-- BEGIN --

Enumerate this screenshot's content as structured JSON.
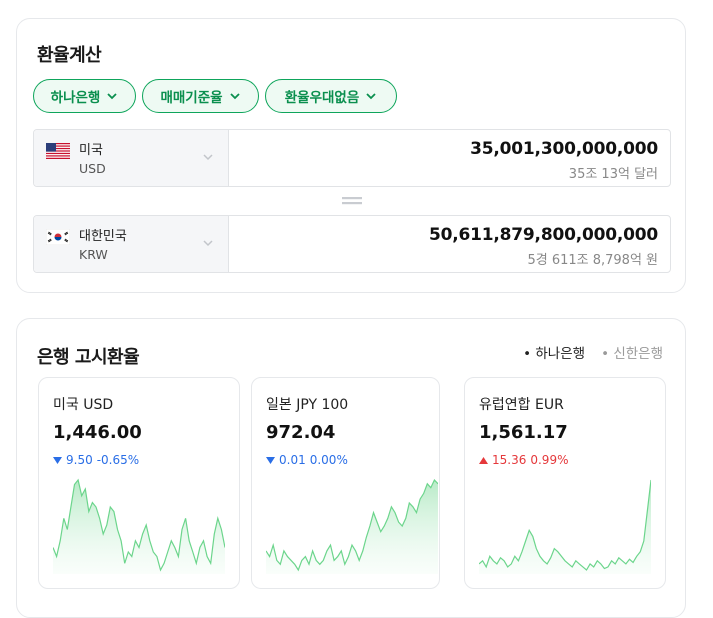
{
  "calculator": {
    "title": "환율계산",
    "chips": [
      "하나은행",
      "매매기준율",
      "환율우대없음"
    ],
    "from": {
      "name": "미국",
      "code": "USD",
      "amount": "35,001,300,000,000",
      "amount_korean": "35조 13억 달러"
    },
    "to": {
      "name": "대한민국",
      "code": "KRW",
      "amount": "50,611,879,800,000,000",
      "amount_korean": "5경 611조 8,798억 원"
    }
  },
  "bank_rates": {
    "title": "은행 고시환율",
    "tabs": [
      "• 하나은행",
      "• 신한은행"
    ],
    "active_tab": "• 하나은행",
    "cards": [
      {
        "name": "미국 USD",
        "value": "1,446.00",
        "change": "9.50",
        "change_pct": "-0.65%",
        "direction": "down",
        "trend": [
          42,
          38,
          45,
          55,
          50,
          60,
          70,
          72,
          65,
          68,
          58,
          62,
          60,
          55,
          48,
          52,
          60,
          58,
          50,
          45,
          35,
          40,
          38,
          45,
          42,
          48,
          52,
          45,
          40,
          38,
          32,
          35,
          40,
          45,
          42,
          38,
          50,
          55,
          45,
          40,
          35,
          42,
          45,
          38,
          35,
          48,
          55,
          50,
          42
        ]
      },
      {
        "name": "일본 JPY 100",
        "value": "972.04",
        "change": "0.01",
        "change_pct": "0.00%",
        "direction": "down",
        "trend": [
          35,
          32,
          38,
          30,
          28,
          35,
          32,
          30,
          28,
          25,
          30,
          32,
          28,
          35,
          30,
          28,
          30,
          35,
          38,
          30,
          32,
          35,
          28,
          32,
          38,
          35,
          30,
          35,
          42,
          48,
          55,
          50,
          45,
          48,
          52,
          58,
          55,
          50,
          48,
          52,
          60,
          58,
          55,
          62,
          65,
          70,
          68,
          72,
          70
        ]
      },
      {
        "name": "유럽연합 EUR",
        "value": "1,561.17",
        "change": "15.36",
        "change_pct": "0.99%",
        "direction": "up",
        "trend": [
          20,
          22,
          18,
          25,
          22,
          20,
          24,
          22,
          18,
          20,
          25,
          22,
          28,
          35,
          42,
          38,
          30,
          25,
          22,
          20,
          24,
          30,
          28,
          25,
          22,
          20,
          18,
          22,
          20,
          18,
          16,
          20,
          18,
          22,
          20,
          17,
          18,
          22,
          20,
          24,
          22,
          20,
          23,
          21,
          25,
          28,
          35,
          55,
          75
        ]
      }
    ]
  },
  "colors": {
    "accent_green": "#0ea55b",
    "down_blue": "#2a6ee6",
    "up_red": "#e5383b"
  }
}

-- END --

**STATED TASK**
Which lines above contain "name"? Show each of them.

**RESULT FOR THIS EXERCISE**
      "name": "미국",
      "name": "대한민국",
        "name": "미국 USD",
        "name": "일본 JPY 100",
        "name": "유럽연합 EUR",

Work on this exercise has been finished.